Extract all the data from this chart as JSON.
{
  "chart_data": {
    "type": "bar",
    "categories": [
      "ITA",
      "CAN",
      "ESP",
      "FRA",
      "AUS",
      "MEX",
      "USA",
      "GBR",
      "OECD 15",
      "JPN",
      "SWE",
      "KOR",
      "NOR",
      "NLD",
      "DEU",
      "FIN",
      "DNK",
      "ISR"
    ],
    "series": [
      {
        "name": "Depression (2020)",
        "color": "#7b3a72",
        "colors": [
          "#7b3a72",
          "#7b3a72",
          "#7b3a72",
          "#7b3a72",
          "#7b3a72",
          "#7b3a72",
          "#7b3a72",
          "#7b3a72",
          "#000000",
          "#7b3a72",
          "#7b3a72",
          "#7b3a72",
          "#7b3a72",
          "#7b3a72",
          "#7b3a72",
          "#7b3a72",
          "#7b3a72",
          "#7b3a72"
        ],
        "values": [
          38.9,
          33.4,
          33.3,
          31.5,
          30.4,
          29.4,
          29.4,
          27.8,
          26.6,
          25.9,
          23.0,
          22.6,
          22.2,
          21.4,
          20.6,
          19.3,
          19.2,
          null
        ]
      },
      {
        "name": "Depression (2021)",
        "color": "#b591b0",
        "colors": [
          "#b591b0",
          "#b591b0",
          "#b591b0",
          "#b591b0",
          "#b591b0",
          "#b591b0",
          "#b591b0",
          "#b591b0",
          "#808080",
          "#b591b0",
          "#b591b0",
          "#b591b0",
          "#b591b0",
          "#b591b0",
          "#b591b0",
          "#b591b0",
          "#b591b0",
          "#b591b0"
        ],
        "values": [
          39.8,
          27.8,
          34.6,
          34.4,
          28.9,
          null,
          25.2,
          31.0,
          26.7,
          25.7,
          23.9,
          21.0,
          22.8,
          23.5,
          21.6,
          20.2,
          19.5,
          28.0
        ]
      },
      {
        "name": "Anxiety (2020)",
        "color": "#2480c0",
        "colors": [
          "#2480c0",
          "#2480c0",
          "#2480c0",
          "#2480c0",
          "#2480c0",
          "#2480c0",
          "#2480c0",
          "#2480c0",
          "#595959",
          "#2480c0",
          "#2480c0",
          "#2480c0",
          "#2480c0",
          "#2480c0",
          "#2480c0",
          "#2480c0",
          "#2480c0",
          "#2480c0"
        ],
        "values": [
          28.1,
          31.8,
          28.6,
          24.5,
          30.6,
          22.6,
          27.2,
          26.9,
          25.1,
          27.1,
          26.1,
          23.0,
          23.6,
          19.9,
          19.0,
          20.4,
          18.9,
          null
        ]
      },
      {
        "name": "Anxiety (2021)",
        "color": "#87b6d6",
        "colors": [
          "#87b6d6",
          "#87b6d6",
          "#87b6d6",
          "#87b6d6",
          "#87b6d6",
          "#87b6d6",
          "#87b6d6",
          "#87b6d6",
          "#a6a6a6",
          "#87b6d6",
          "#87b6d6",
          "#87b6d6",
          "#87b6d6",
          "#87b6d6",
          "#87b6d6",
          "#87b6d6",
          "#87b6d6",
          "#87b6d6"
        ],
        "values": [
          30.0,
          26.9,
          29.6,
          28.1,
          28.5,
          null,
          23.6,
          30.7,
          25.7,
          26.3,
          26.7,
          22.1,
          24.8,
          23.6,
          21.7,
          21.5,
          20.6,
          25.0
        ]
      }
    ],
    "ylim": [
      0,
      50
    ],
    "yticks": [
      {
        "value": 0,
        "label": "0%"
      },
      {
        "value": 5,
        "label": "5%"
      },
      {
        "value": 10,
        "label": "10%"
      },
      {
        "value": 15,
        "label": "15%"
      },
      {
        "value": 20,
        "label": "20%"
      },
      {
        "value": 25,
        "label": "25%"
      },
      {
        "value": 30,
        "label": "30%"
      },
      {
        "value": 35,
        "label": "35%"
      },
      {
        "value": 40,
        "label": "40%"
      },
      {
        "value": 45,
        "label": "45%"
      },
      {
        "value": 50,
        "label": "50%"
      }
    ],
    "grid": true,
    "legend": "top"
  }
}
▬▬▬▬▬▬▬▬▬▬
Given instruction: Exactly reproduce every record.

Full solution:
Extract all the data from this chart as JSON.
{
  "chart_data": {
    "type": "bar",
    "categories": [
      "ITA",
      "CAN",
      "ESP",
      "FRA",
      "AUS",
      "MEX",
      "USA",
      "GBR",
      "OECD 15",
      "JPN",
      "SWE",
      "KOR",
      "NOR",
      "NLD",
      "DEU",
      "FIN",
      "DNK",
      "ISR"
    ],
    "series": [
      {
        "name": "Depression (2020)",
        "color": "#7b3a72",
        "colors": [
          "#7b3a72",
          "#7b3a72",
          "#7b3a72",
          "#7b3a72",
          "#7b3a72",
          "#7b3a72",
          "#7b3a72",
          "#7b3a72",
          "#000000",
          "#7b3a72",
          "#7b3a72",
          "#7b3a72",
          "#7b3a72",
          "#7b3a72",
          "#7b3a72",
          "#7b3a72",
          "#7b3a72",
          "#7b3a72"
        ],
        "values": [
          38.9,
          33.4,
          33.3,
          31.5,
          30.4,
          29.4,
          29.4,
          27.8,
          26.6,
          25.9,
          23.0,
          22.6,
          22.2,
          21.4,
          20.6,
          19.3,
          19.2,
          null
        ]
      },
      {
        "name": "Depression (2021)",
        "color": "#b591b0",
        "colors": [
          "#b591b0",
          "#b591b0",
          "#b591b0",
          "#b591b0",
          "#b591b0",
          "#b591b0",
          "#b591b0",
          "#b591b0",
          "#808080",
          "#b591b0",
          "#b591b0",
          "#b591b0",
          "#b591b0",
          "#b591b0",
          "#b591b0",
          "#b591b0",
          "#b591b0",
          "#b591b0"
        ],
        "values": [
          39.8,
          27.8,
          34.6,
          34.4,
          28.9,
          null,
          25.2,
          31.0,
          26.7,
          25.7,
          23.9,
          21.0,
          22.8,
          23.5,
          21.6,
          20.2,
          19.5,
          28.0
        ]
      },
      {
        "name": "Anxiety (2020)",
        "color": "#2480c0",
        "colors": [
          "#2480c0",
          "#2480c0",
          "#2480c0",
          "#2480c0",
          "#2480c0",
          "#2480c0",
          "#2480c0",
          "#2480c0",
          "#595959",
          "#2480c0",
          "#2480c0",
          "#2480c0",
          "#2480c0",
          "#2480c0",
          "#2480c0",
          "#2480c0",
          "#2480c0",
          "#2480c0"
        ],
        "values": [
          28.1,
          31.8,
          28.6,
          24.5,
          30.6,
          22.6,
          27.2,
          26.9,
          25.1,
          27.1,
          26.1,
          23.0,
          23.6,
          19.9,
          19.0,
          20.4,
          18.9,
          null
        ]
      },
      {
        "name": "Anxiety (2021)",
        "color": "#87b6d6",
        "colors": [
          "#87b6d6",
          "#87b6d6",
          "#87b6d6",
          "#87b6d6",
          "#87b6d6",
          "#87b6d6",
          "#87b6d6",
          "#87b6d6",
          "#a6a6a6",
          "#87b6d6",
          "#87b6d6",
          "#87b6d6",
          "#87b6d6",
          "#87b6d6",
          "#87b6d6",
          "#87b6d6",
          "#87b6d6",
          "#87b6d6"
        ],
        "values": [
          30.0,
          26.9,
          29.6,
          28.1,
          28.5,
          null,
          23.6,
          30.7,
          25.7,
          26.3,
          26.7,
          22.1,
          24.8,
          23.6,
          21.7,
          21.5,
          20.6,
          25.0
        ]
      }
    ],
    "ylim": [
      0,
      50
    ],
    "yticks": [
      {
        "value": 0,
        "label": "0%"
      },
      {
        "value": 5,
        "label": "5%"
      },
      {
        "value": 10,
        "label": "10%"
      },
      {
        "value": 15,
        "label": "15%"
      },
      {
        "value": 20,
        "label": "20%"
      },
      {
        "value": 25,
        "label": "25%"
      },
      {
        "value": 30,
        "label": "30%"
      },
      {
        "value": 35,
        "label": "35%"
      },
      {
        "value": 40,
        "label": "40%"
      },
      {
        "value": 45,
        "label": "45%"
      },
      {
        "value": 50,
        "label": "50%"
      }
    ],
    "grid": true,
    "legend": "top"
  }
}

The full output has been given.